GIVEN EXERCISE: Lines containing the word "Murrelet" are to be located and copied.
--
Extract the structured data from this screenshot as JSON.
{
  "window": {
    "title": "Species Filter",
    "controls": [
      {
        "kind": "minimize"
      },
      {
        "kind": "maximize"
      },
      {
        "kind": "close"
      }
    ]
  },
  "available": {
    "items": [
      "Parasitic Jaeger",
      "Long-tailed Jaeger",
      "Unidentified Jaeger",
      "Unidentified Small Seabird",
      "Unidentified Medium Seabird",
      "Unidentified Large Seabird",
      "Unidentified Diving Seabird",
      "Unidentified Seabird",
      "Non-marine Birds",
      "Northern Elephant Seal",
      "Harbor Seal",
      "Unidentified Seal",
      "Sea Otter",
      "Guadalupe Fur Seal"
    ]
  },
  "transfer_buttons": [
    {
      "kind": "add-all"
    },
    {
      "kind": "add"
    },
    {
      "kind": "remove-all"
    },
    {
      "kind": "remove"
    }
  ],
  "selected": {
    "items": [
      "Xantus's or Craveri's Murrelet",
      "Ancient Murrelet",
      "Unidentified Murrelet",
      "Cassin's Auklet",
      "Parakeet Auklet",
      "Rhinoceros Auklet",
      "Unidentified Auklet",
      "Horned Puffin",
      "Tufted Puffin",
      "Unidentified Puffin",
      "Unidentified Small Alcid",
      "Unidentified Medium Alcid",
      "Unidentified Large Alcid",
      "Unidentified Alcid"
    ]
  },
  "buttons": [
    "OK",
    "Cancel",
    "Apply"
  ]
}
--
ANSWER TO THE PROBLEM:
      "Xantus's or Craveri's Murrelet",
      "Ancient Murrelet",
      "Unidentified Murrelet",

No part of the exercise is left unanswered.